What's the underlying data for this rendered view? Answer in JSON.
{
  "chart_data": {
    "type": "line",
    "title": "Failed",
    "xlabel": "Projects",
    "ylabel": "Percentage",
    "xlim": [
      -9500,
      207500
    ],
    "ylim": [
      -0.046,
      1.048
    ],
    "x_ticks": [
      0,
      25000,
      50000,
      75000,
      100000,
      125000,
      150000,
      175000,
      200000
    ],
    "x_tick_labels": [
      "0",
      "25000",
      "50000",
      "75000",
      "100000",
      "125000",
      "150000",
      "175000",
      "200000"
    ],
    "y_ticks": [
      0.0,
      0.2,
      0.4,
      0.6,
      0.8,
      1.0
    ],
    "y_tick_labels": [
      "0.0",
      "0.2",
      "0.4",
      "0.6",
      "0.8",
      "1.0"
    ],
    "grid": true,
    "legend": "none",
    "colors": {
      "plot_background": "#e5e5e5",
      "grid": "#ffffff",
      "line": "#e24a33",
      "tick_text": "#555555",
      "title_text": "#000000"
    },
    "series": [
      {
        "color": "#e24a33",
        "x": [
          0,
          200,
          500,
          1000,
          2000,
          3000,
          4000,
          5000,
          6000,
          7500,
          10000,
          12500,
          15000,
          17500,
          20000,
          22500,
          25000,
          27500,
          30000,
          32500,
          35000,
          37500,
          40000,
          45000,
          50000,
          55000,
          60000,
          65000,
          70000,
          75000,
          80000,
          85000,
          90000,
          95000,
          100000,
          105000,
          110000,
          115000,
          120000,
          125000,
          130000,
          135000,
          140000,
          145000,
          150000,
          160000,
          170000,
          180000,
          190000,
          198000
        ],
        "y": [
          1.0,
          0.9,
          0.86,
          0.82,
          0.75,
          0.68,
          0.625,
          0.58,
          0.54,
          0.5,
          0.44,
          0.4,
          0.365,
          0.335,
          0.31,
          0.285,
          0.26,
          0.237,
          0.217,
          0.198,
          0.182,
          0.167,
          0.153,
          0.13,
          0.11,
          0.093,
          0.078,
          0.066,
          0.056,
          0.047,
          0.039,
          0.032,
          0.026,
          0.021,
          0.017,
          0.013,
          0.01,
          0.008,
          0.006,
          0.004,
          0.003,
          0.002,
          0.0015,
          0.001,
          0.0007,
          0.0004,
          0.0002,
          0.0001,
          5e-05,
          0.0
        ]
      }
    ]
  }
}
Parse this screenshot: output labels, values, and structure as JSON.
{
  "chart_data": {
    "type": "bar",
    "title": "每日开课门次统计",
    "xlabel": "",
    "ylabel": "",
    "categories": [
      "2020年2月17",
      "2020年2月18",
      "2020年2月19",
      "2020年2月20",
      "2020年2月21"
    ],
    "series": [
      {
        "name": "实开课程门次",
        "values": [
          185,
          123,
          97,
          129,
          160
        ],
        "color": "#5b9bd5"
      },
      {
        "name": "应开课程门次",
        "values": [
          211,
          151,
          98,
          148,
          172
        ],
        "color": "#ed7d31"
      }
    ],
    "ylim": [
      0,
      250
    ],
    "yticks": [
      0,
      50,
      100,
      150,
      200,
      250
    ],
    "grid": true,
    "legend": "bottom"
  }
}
+===+
*PROBLEM TO SOLVE*:
Copy out each record from above, exactly.

*ANSWER TO THE TASK*:
What's the underlying data for this rendered view? Answer in JSON.
{
  "chart_data": {
    "type": "line",
    "title": "Failed",
    "xlabel": "Projects",
    "ylabel": "Percentage",
    "xlim": [
      -9500,
      207500
    ],
    "ylim": [
      -0.046,
      1.048
    ],
    "x_ticks": [
      0,
      25000,
      50000,
      75000,
      100000,
      125000,
      150000,
      175000,
      200000
    ],
    "x_tick_labels": [
      "0",
      "25000",
      "50000",
      "75000",
      "100000",
      "125000",
      "150000",
      "175000",
      "200000"
    ],
    "y_ticks": [
      0.0,
      0.2,
      0.4,
      0.6,
      0.8,
      1.0
    ],
    "y_tick_labels": [
      "0.0",
      "0.2",
      "0.4",
      "0.6",
      "0.8",
      "1.0"
    ],
    "grid": true,
    "legend": "none",
    "colors": {
      "plot_background": "#e5e5e5",
      "grid": "#ffffff",
      "line": "#e24a33",
      "tick_text": "#555555",
      "title_text": "#000000"
    },
    "series": [
      {
        "color": "#e24a33",
        "x": [
          0,
          200,
          500,
          1000,
          2000,
          3000,
          4000,
          5000,
          6000,
          7500,
          10000,
          12500,
          15000,
          17500,
          20000,
          22500,
          25000,
          27500,
          30000,
          32500,
          35000,
          37500,
          40000,
          45000,
          50000,
          55000,
          60000,
          65000,
          70000,
          75000,
          80000,
          85000,
          90000,
          95000,
          100000,
          105000,
          110000,
          115000,
          120000,
          125000,
          130000,
          135000,
          140000,
          145000,
          150000,
          160000,
          170000,
          180000,
          190000,
          198000
        ],
        "y": [
          1.0,
          0.9,
          0.86,
          0.82,
          0.75,
          0.68,
          0.625,
          0.58,
          0.54,
          0.5,
          0.44,
          0.4,
          0.365,
          0.335,
          0.31,
          0.285,
          0.26,
          0.237,
          0.217,
          0.198,
          0.182,
          0.167,
          0.153,
          0.13,
          0.11,
          0.093,
          0.078,
          0.066,
          0.056,
          0.047,
          0.039,
          0.032,
          0.026,
          0.021,
          0.017,
          0.013,
          0.01,
          0.008,
          0.006,
          0.004,
          0.003,
          0.002,
          0.0015,
          0.001,
          0.0007,
          0.0004,
          0.0002,
          0.0001,
          5e-05,
          0.0
        ]
      }
    ]
  }
}
Parse this screenshot: output labels, values, and structure as JSON.
{
  "chart_data": {
    "type": "bar",
    "title": "每日开课门次统计",
    "xlabel": "",
    "ylabel": "",
    "categories": [
      "2020年2月17",
      "2020年2月18",
      "2020年2月19",
      "2020年2月20",
      "2020年2月21"
    ],
    "series": [
      {
        "name": "实开课程门次",
        "values": [
          185,
          123,
          97,
          129,
          160
        ],
        "color": "#5b9bd5"
      },
      {
        "name": "应开课程门次",
        "values": [
          211,
          151,
          98,
          148,
          172
        ],
        "color": "#ed7d31"
      }
    ],
    "ylim": [
      0,
      250
    ],
    "yticks": [
      0,
      50,
      100,
      150,
      200,
      250
    ],
    "grid": true,
    "legend": "bottom"
  }
}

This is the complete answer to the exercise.